TASK OBJECTIVE » Copy every line of the data exactly, leaving nothing out.

>> Start DATASET ROWS

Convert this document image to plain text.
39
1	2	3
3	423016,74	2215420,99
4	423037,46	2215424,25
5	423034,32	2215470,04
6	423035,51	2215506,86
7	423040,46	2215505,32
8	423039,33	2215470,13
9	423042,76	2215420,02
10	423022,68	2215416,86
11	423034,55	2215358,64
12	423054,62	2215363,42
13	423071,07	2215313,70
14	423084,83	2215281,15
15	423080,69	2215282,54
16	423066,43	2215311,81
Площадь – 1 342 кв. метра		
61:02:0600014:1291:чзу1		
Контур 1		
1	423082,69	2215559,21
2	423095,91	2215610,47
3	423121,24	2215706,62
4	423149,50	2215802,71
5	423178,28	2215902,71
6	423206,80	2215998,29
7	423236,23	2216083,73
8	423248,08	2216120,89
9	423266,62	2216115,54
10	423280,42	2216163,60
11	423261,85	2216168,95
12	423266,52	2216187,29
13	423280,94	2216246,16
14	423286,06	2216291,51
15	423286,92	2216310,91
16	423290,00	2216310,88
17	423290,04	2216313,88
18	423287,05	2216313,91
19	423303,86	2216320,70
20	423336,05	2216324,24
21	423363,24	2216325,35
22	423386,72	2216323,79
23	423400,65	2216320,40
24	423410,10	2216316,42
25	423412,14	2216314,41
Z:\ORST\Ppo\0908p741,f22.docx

>> End DATASET ROWS

RESPONSE »
Convert this document image to plain text.
39
1	2	3
3	423016,74	2215420,99
4	423037,46	2215424,25
5	423034,32	2215470,04
6	423035,51	2215506,86
7	423040,46	2215505,32
8	423039,33	2215470,13
9	423042,76	2215420,02
10	423022,68	2215416,86
11	423034,55	2215358,64
12	423054,62	2215363,42
13	423071,07	2215313,70
14	423084,83	2215281,15
15	423080,69	2215282,54
16	423066,43	2215311,81
Площадь – 1 342 кв. метра		
61:02:0600014:1291:чзу1		
Контур 1		
1	423082,69	2215559,21
2	423095,91	2215610,47
3	423121,24	2215706,62
4	423149,50	2215802,71
5	423178,28	2215902,71
6	423206,80	2215998,29
7	423236,23	2216083,73
8	423248,08	2216120,89
9	423266,62	2216115,54
10	423280,42	2216163,60
11	423261,85	2216168,95
12	423266,52	2216187,29
13	423280,94	2216246,16
14	423286,06	2216291,51
15	423286,92	2216310,91
16	423290,00	2216310,88
17	423290,04	2216313,88
18	423287,05	2216313,91
19	423303,86	2216320,70
20	423336,05	2216324,24
21	423363,24	2216325,35
22	423386,72	2216323,79
23	423400,65	2216320,40
24	423410,10	2216316,42
25	423412,14	2216314,41
Z:\ORST\Ppo\0908p741,f22.docx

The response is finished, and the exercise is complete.